Instructions for the task: Filter these entries, keeping only lines that hold the word "document".

Stored items
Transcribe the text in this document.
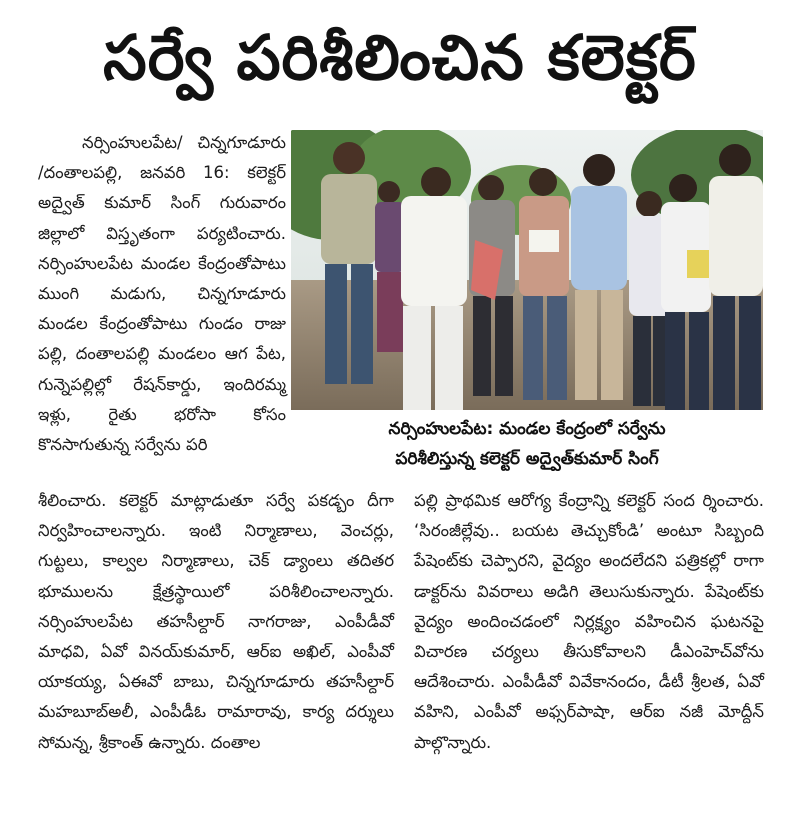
సర్వే పరిశీలించిన కలెక్టర్

నర్సింహులపేట/ చిన్నగూడూరు /దంతాలపల్లి, జనవరి 16: కలెక్టర్ అద్వైత్ కుమార్ సింగ్ గురువారం జిల్లాలో విస్తృతంగా పర్యటించారు. నర్సింహులపేట మండల కేంద్రంతోపాటు ముంగి మడుగు, చిన్నగూడూరు మండల కేంద్రంతోపాటు గుండం రాజు పల్లి, దంతాలపల్లి మండలం ఆగ పేట, గున్నెపల్లిల్లో రేషన్‌కార్డు, ఇందిరమ్మ ఇళ్లు, రైతు భరోసా కోసం కొనసాగుతున్న సర్వేను పరి

నర్సింహులపేట: మండల కేంద్రంలో సర్వేను
పరిశీలిస్తున్న కలెక్టర్ అద్వైత్‌కుమార్ సింగ్

శీలించారు. కలెక్టర్ మాట్లాడుతూ సర్వే పకడ్బం దీగా నిర్వహించాలన్నారు. ఇంటి నిర్మాణాలు, వెంచర్లు, గుట్టలు, కాల్వల నిర్మాణాలు, చెక్ డ్యాంలు తదితర భూములను క్షేత్రస్థాయిలో పరిశీలించాలన్నారు. నర్సింహులపేట తహసీల్దార్ నాగరాజు, ఎంపీడీవో మాధవి, ఏవో వినయ్‌కుమార్, ఆర్‌ఐ అఖిల్, ఎంపీవో యాకయ్య, ఏఈవో బాబు, చిన్నగూడూరు తహసీల్దార్ మహబూబ్‌అలీ, ఎంపీడీఓ రామారావు, కార్య దర్శులు సోమన్న, శ్రీకాంత్ ఉన్నారు. దంతాల

పల్లి ప్రాథమిక ఆరోగ్య కేంద్రాన్ని కలెక్టర్ సంద ర్శించారు. ‘సిరంజీల్లేవు.. బయట తెచ్చుకోండి’ అంటూ సిబ్బంది పేషెంట్‌కు చెప్పారని, వైద్యం అందలేదని పత్రికల్లో రాగా డాక్టర్‌ను వివరాలు అడిగి తెలుసుకున్నారు. పేషెంట్‌కు వైద్యం అందించడంలో నిర్లక్ష్యం వహించిన ఘటనపై విచారణ చర్యలు తీసుకోవాలని డీఎంహెచ్‌వోను ఆదేశించారు. ఎంపీడీవో వివేకానందం, డీటీ శ్రీలత, ఏవో వహిని, ఎంపీవో అఫ్సర్‌పాషా, ఆర్‌ఐ నజీ మోద్దీన్ పాల్గొన్నారు.
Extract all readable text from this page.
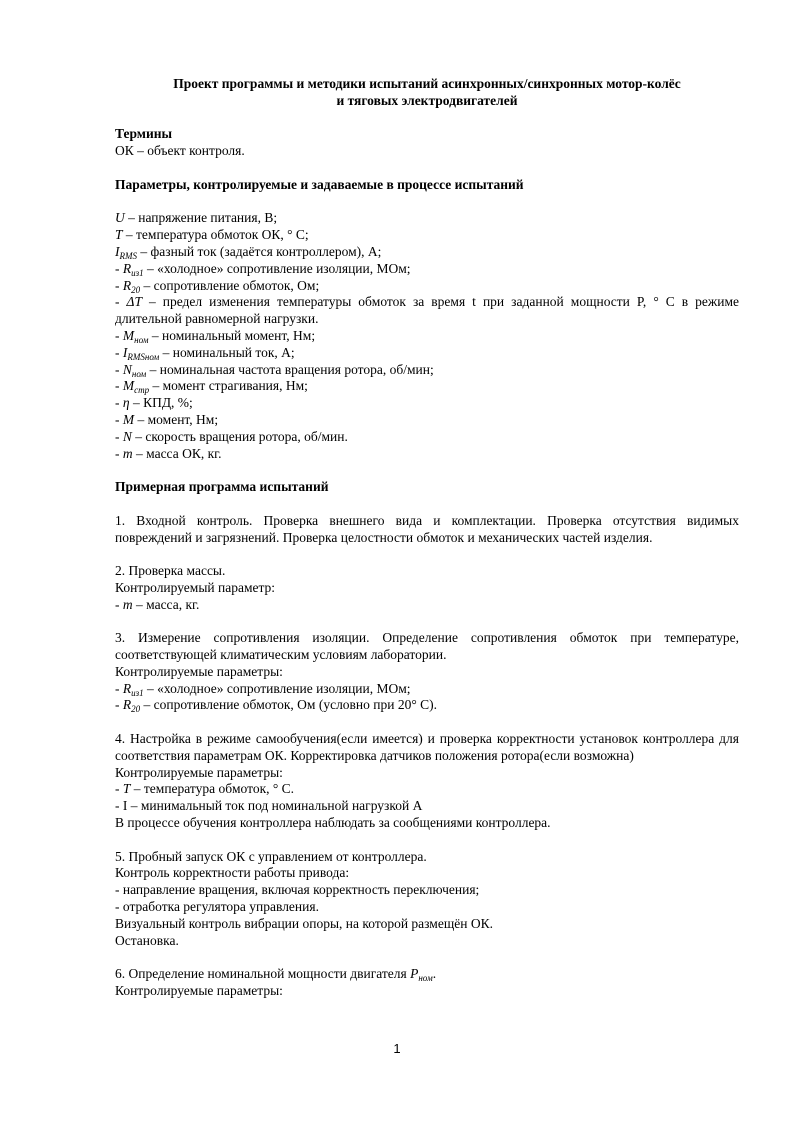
Проект программы и методики испытаний асинхронных/синхронных мотор-колёс

и тяговых электродвигателей

Термины

ОК – объект контроля.

Параметры, контролируемые и задаваемые в процессе испытаний

U – напряжение питания, В;

T – температура обмоток ОК, ° С;

$I_{RMS}$ – фазный ток (задаётся контроллером), А;

- $R_{из1}$ – «холодное» сопротивление изоляции, МОм;

- $R_{20}$ – сопротивление обмоток, Ом;

- ΔT – предел изменения температуры обмоток за время t при заданной мощности P, ° С в режиме длительной равномерной нагрузки.

- $M_{ном}$ – номинальный момент, Нм;

- $I_{RMSном}$ – номинальный ток, А;

- $N_{ном}$ – номинальная частота вращения ротора, об/мин;

- $M_{стр}$ – момент страгивания, Нм;

- η – КПД, %;

- M – момент, Нм;

- N – скорость вращения ротора, об/мин.

- m – масса ОК, кг.

Примерная программа испытаний

1. Входной контроль. Проверка внешнего вида и комплектации. Проверка отсутствия видимых повреждений и загрязнений. Проверка целостности обмоток и механических частей изделия.

2. Проверка массы.

Контролируемый параметр:

- m – масса, кг.

3. Измерение сопротивления изоляции. Определение сопротивления обмоток при температуре, соответствующей климатическим условиям лаборатории.

Контролируемые параметры:

- $R_{из1}$ – «холодное» сопротивление изоляции, МОм;

- $R_{20}$ – сопротивление обмоток, Ом (условно при 20° С).

4. Настройка в режиме самообучения(если имеется) и проверка корректности установок контроллера для соответствия параметрам ОК. Корректировка датчиков положения ротора(если возможна)

Контролируемые параметры:

- T – температура обмоток, ° С.

- I – минимальный ток под номинальной нагрузкой А

В процессе обучения контроллера наблюдать за сообщениями контроллера.

5. Пробный запуск ОК с управлением от контроллера.

Контроль корректности работы привода:

- направление вращения, включая корректность переключения;

- отработка регулятора управления.

Визуальный контроль вибрации опоры, на которой размещён ОК.

Остановка.

6. Определение номинальной мощности двигателя $P_{ном}$.

Контролируемые параметры:

1
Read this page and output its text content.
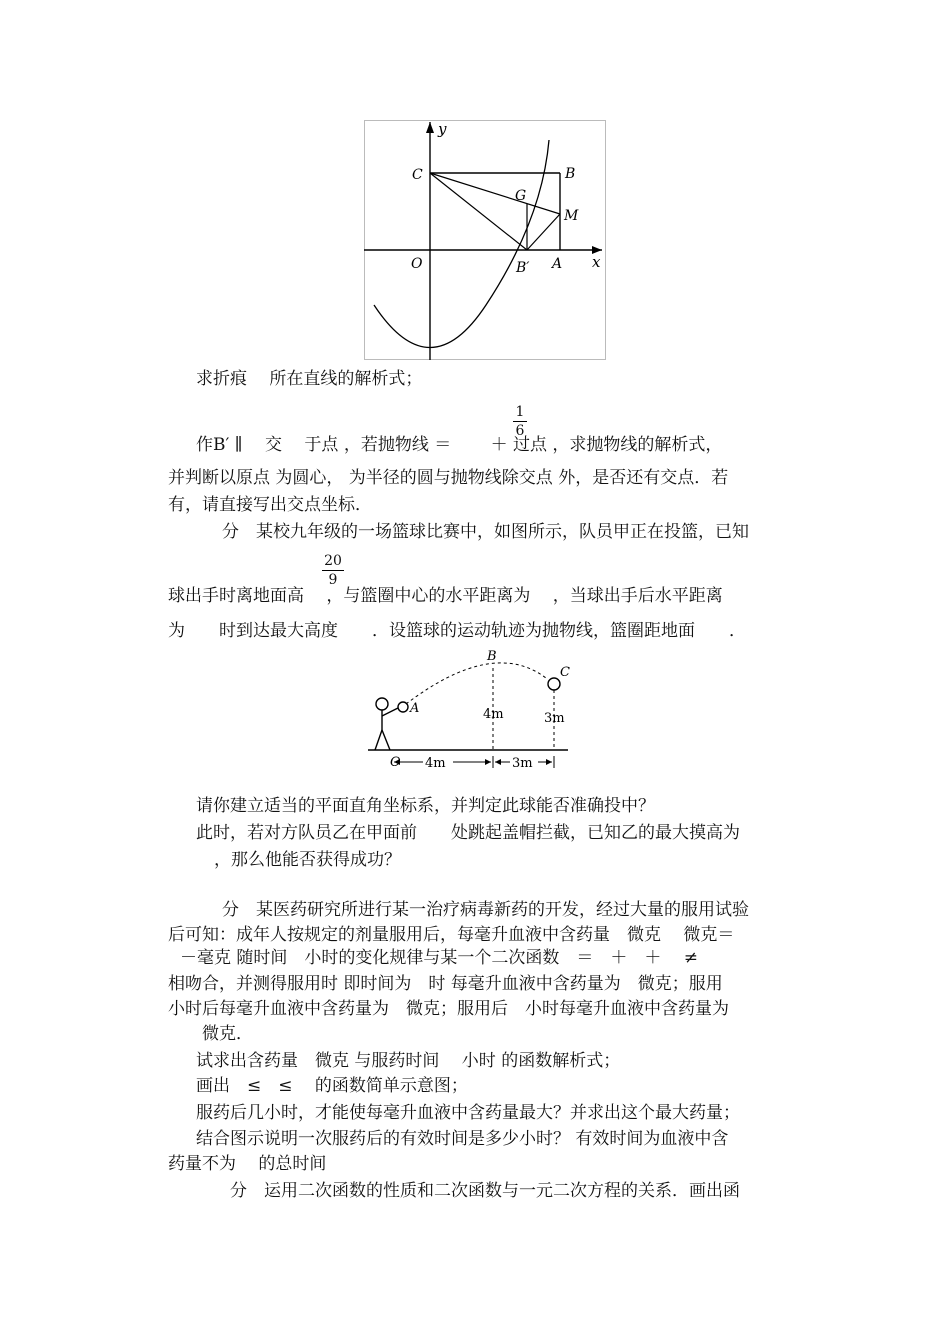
y
x
C	B
G
M
O	B′ A
求折痕　 所在直线的解析式；
1
6
作B′ ∥　 交　 于点 ，若抛物线 ＝　　 ＋ 过点 ，求抛物线的解析式，
并判断以原点 为圆心， 为半径的圆与抛物线除交点 外，是否还有交点．若
有，请直接写出交点坐标．
分　某校九年级的一场篮球比赛中，如图所示，队员甲正在投篮，已知
20
9
球出手时离地面高　 ，与篮圈中心的水平距离为　 ，当球出手后水平距离
为　　时到达最大高度　　．设篮球的运动轨迹为抛物线，篮圈距地面　　．
A
B
C
O
4m	3m
4m	3m
请你建立适当的平面直角坐标系，并判定此球能否准确投中？
此时，若对方队员乙在甲面前　　处跳起盖帽拦截，已知乙的最大摸高为
，那么他能否获得成功？
分　某医药研究所进行某一治疗病毒新药的开发，经过大量的服用试验
后可知：成年人按规定的剂量服用后，每毫升血液中含药量　微克　 微克＝
－毫克 随时间　小时的变化规律与某一个二次函数　＝　＋　＋　 ≠
相吻合，并测得服用时 即时间为　时 每毫升血液中含药量为　微克；服用
小时后每毫升血液中含药量为　微克；服用后　小时每毫升血液中含药量为
微克．
试求出含药量　微克 与服药时间　 小时 的函数解析式；
画出　≤　≤　 的函数简单示意图；
服药后几小时，才能使每毫升血液中含药量最大？并求出这个最大药量；
结合图示说明一次服药后的有效时间是多少小时？ 有效时间为血液中含
药量不为　 的总时间
分　运用二次函数的性质和二次函数与一元二次方程的关系．画出函
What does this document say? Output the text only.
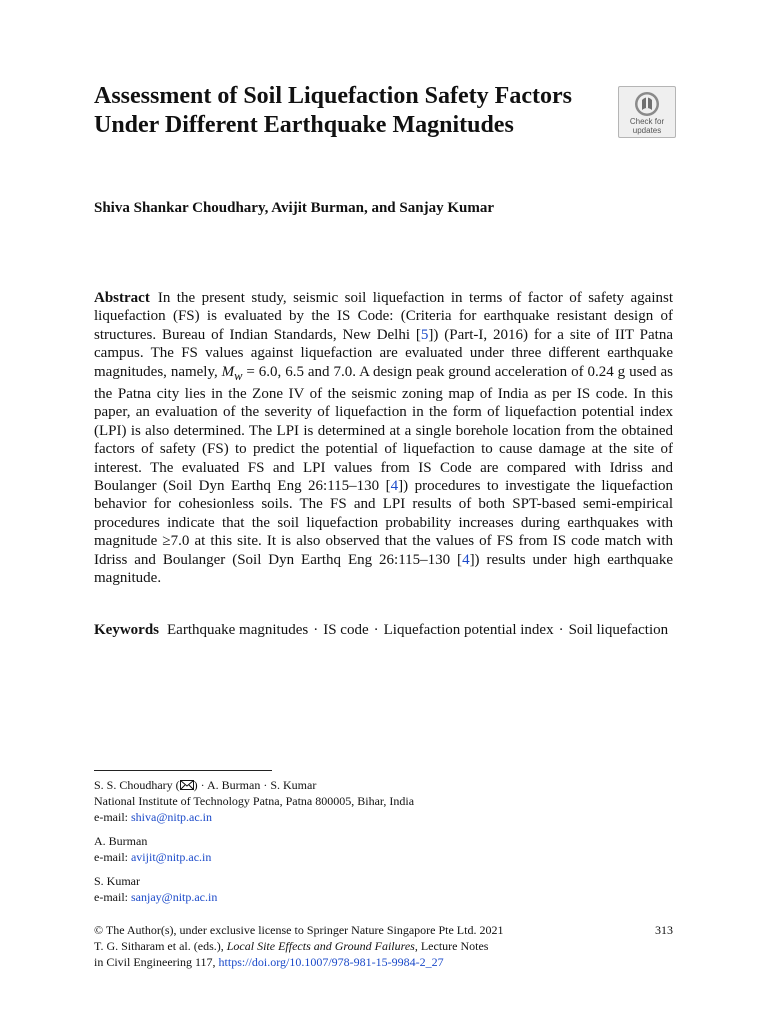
Assessment of Soil Liquefaction Safety Factors Under Different Earthquake Magnitudes	Check for
updates

Shiva Shankar Choudhary, Avijit Burman, and Sanjay Kumar

Abstract In the present study, seismic soil liquefaction in terms of factor of safety against liquefaction (FS) is evaluated by the IS Code: (Criteria for earthquake resistant design of structures. Bureau of Indian Standards, New Delhi [5]) (Part-I, 2016) for a site of IIT Patna campus. The FS values against liquefaction are evaluated under three different earthquake magnitudes, namely, $M_w = 6.0$, 6.5 and 7.0. A design peak ground acceleration of 0.24 g used as the Patna city lies in the Zone IV of the seismic zoning map of India as per IS code. In this paper, an evaluation of the severity of liquefaction in the form of liquefaction potential index (LPI) is also determined. The LPI is determined at a single borehole location from the obtained factors of safety (FS) to predict the potential of liquefaction to cause damage at the site of interest. The evaluated FS and LPI values from IS Code are compared with Idriss and Boulanger (Soil Dyn Earthq Eng 26:115–130 [4]) procedures to investigate the liquefaction behavior for cohesionless soils. The FS and LPI results of both SPT-based semi-empirical procedures indicate that the soil liquefaction probability increases during earthquakes with magnitude ≥7.0 at this site. It is also observed that the values of FS from IS code match with Idriss and Boulanger (Soil Dyn Earthq Eng 26:115–130 [4]) results under high earthquake magnitude.

Keywords Earthquake magnitudes · IS code · Liquefaction potential index · Soil liquefaction

S. S. Choudhary ( ) · A. Burman · S. Kumar
National Institute of Technology Patna, Patna 800005, Bihar, India
e-mail: shiva@nitp.ac.in

A. Burman
e-mail: avijit@nitp.ac.in

S. Kumar
e-mail: sanjay@nitp.ac.in

© The Author(s), under exclusive license to Springer Nature Singapore Pte Ltd. 2021
T. G. Sitharam et al. (eds.), Local Site Effects and Ground Failures, Lecture Notes
in Civil Engineering 117, https://doi.org/10.1007/978-981-15-9984-2_27

313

Output of the task:
Transcribe the text in this document.
What does this document say? Output the text only.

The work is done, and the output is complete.